**Written instruction:**
Gather all lines containing the string "JSON" and copy them out.

**Data to use:**
-=-=-=-=-

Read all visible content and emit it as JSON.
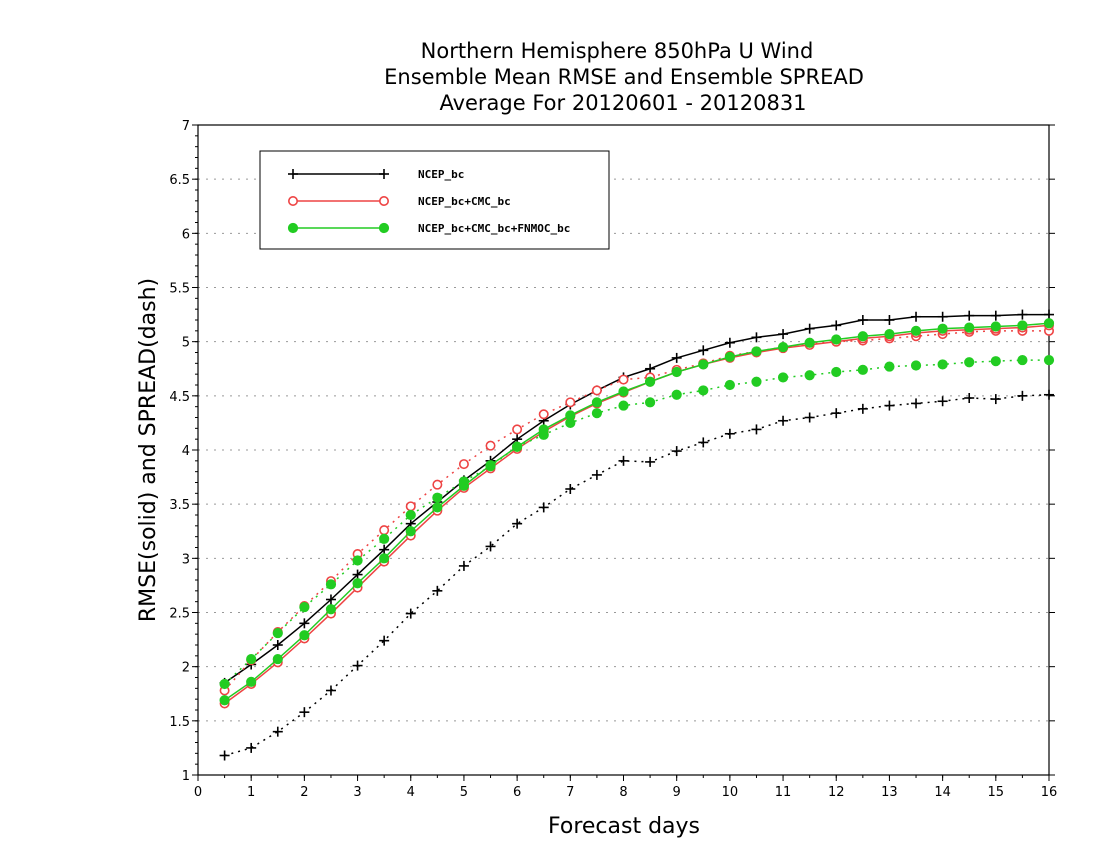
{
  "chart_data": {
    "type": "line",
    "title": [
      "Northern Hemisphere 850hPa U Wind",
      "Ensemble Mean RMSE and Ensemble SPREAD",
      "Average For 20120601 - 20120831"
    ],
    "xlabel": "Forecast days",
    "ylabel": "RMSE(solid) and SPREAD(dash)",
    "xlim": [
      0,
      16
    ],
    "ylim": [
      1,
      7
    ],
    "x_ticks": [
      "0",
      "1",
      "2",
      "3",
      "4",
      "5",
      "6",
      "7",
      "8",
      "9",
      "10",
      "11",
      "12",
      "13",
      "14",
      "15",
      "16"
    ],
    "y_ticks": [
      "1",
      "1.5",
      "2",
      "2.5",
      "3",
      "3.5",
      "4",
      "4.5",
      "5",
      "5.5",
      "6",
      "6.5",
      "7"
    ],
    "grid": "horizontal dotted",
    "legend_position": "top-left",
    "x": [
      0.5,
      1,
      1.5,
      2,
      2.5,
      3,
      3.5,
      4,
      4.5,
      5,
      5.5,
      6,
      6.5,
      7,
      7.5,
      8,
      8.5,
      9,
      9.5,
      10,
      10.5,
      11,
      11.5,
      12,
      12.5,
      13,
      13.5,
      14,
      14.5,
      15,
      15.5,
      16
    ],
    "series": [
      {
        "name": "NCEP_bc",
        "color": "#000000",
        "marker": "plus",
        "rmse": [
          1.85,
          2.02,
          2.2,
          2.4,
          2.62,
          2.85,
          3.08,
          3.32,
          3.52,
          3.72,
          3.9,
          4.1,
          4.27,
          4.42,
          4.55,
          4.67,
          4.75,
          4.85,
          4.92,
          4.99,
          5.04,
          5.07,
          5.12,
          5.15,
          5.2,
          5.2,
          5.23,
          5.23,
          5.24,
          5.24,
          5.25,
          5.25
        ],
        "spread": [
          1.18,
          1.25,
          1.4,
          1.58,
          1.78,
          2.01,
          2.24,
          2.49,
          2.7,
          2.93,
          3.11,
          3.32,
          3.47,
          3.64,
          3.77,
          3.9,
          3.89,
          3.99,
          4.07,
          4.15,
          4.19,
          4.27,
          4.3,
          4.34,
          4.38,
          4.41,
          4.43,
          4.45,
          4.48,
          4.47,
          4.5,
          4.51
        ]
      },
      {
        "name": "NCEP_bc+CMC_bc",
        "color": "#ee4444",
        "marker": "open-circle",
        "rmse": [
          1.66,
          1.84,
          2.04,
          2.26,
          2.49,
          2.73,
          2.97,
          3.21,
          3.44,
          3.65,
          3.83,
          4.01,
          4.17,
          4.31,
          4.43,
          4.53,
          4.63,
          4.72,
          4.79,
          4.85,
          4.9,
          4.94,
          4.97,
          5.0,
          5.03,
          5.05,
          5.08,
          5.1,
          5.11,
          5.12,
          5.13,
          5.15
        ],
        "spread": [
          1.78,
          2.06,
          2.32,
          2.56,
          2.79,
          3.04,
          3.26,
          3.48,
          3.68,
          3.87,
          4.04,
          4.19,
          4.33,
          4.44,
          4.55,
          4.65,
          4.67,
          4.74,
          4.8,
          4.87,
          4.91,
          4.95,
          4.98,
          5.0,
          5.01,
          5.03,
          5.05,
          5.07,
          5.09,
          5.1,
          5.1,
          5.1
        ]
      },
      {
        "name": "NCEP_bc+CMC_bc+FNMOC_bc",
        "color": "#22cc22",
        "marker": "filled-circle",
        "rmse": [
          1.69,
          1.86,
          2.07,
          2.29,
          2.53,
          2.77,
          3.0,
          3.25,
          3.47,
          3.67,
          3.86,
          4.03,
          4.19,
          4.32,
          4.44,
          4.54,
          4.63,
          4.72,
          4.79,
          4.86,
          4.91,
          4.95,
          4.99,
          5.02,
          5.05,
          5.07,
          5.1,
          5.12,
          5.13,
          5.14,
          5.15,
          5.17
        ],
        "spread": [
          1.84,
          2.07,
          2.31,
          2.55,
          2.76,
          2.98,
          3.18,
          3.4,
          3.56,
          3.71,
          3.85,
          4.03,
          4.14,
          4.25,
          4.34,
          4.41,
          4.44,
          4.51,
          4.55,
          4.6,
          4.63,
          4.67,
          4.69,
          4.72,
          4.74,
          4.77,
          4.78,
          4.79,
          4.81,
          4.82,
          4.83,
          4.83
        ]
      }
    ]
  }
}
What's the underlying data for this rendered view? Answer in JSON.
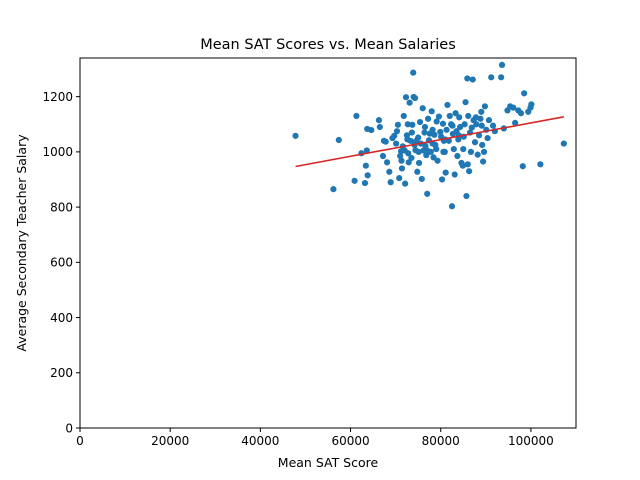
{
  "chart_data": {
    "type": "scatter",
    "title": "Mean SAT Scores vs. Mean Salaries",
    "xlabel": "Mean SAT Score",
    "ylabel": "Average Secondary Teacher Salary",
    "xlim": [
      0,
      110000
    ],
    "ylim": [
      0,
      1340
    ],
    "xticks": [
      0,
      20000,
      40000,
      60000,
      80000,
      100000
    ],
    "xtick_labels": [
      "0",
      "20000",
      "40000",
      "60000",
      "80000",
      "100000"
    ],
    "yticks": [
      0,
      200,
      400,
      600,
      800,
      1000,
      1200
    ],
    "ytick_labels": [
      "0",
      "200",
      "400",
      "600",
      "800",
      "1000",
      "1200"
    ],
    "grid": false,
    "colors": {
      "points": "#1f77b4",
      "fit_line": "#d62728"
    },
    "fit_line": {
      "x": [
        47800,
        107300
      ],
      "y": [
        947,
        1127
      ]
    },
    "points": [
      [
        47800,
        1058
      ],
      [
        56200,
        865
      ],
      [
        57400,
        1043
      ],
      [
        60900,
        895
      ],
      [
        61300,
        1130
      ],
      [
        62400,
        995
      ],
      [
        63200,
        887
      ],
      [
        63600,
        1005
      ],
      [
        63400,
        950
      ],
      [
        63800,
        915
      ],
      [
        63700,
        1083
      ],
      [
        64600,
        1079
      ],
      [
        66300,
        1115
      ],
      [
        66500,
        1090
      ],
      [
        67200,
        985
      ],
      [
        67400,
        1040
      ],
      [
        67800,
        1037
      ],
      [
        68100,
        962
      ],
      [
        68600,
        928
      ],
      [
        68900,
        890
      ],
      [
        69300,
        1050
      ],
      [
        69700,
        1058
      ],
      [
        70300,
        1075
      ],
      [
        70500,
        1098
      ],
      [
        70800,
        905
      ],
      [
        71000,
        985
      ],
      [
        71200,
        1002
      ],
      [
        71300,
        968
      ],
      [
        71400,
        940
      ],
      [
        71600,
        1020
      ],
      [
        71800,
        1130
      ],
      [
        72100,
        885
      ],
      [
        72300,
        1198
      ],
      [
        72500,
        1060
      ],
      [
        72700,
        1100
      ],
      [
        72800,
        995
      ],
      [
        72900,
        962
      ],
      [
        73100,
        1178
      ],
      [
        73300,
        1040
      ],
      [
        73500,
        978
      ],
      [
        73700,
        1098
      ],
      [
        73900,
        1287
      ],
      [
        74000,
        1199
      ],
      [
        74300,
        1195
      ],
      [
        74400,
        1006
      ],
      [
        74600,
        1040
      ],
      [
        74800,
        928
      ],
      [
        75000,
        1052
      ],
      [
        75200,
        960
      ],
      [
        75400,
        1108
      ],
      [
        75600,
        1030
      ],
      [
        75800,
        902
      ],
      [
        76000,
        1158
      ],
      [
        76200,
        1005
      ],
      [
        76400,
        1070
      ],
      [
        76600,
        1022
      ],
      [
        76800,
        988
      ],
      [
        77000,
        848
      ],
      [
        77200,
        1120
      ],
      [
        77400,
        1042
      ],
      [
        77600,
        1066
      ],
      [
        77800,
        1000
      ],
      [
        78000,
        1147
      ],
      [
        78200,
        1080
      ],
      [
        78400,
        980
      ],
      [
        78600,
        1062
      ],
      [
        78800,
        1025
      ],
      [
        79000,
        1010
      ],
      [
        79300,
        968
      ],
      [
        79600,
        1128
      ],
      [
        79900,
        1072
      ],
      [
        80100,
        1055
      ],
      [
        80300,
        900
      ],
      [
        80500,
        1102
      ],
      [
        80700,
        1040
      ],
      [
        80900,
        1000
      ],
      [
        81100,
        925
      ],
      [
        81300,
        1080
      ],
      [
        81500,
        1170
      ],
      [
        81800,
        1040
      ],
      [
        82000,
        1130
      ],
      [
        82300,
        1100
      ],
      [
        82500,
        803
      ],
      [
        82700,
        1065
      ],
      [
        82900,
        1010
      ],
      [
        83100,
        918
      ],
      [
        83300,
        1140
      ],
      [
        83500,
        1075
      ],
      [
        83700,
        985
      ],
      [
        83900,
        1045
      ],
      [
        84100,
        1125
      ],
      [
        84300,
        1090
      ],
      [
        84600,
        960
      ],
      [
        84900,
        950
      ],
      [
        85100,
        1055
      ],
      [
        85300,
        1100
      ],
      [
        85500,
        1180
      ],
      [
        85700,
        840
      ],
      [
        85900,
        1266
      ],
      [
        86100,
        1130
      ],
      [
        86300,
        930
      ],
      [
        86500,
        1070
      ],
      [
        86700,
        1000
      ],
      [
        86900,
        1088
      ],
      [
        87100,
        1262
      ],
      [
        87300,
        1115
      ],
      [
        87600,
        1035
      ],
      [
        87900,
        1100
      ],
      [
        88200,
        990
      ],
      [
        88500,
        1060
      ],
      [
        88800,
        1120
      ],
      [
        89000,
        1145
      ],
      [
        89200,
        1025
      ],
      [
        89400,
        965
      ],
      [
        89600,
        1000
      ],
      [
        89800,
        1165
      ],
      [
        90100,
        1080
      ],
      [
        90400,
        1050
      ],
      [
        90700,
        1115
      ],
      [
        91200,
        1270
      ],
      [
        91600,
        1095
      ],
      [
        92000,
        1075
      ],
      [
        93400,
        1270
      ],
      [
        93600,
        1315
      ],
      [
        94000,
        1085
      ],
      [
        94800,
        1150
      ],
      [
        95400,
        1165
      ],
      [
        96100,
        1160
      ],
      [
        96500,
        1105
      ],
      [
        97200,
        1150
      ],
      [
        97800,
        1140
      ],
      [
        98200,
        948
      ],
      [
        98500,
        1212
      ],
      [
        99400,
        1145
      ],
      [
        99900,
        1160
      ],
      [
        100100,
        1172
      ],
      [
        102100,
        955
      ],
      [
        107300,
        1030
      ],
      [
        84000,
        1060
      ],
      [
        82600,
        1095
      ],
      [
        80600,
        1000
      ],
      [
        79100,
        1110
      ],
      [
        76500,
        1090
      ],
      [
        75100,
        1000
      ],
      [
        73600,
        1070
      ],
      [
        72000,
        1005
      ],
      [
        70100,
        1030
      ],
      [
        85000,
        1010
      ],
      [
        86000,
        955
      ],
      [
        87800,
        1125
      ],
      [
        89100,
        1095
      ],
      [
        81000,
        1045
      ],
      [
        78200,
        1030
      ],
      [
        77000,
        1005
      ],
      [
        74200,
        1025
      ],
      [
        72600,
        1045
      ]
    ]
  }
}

-=-=-=-=-

**Complete output:**
Read all visible content and emit it as JSON.
What's the underlying data for this rendered view? Answer in JSON.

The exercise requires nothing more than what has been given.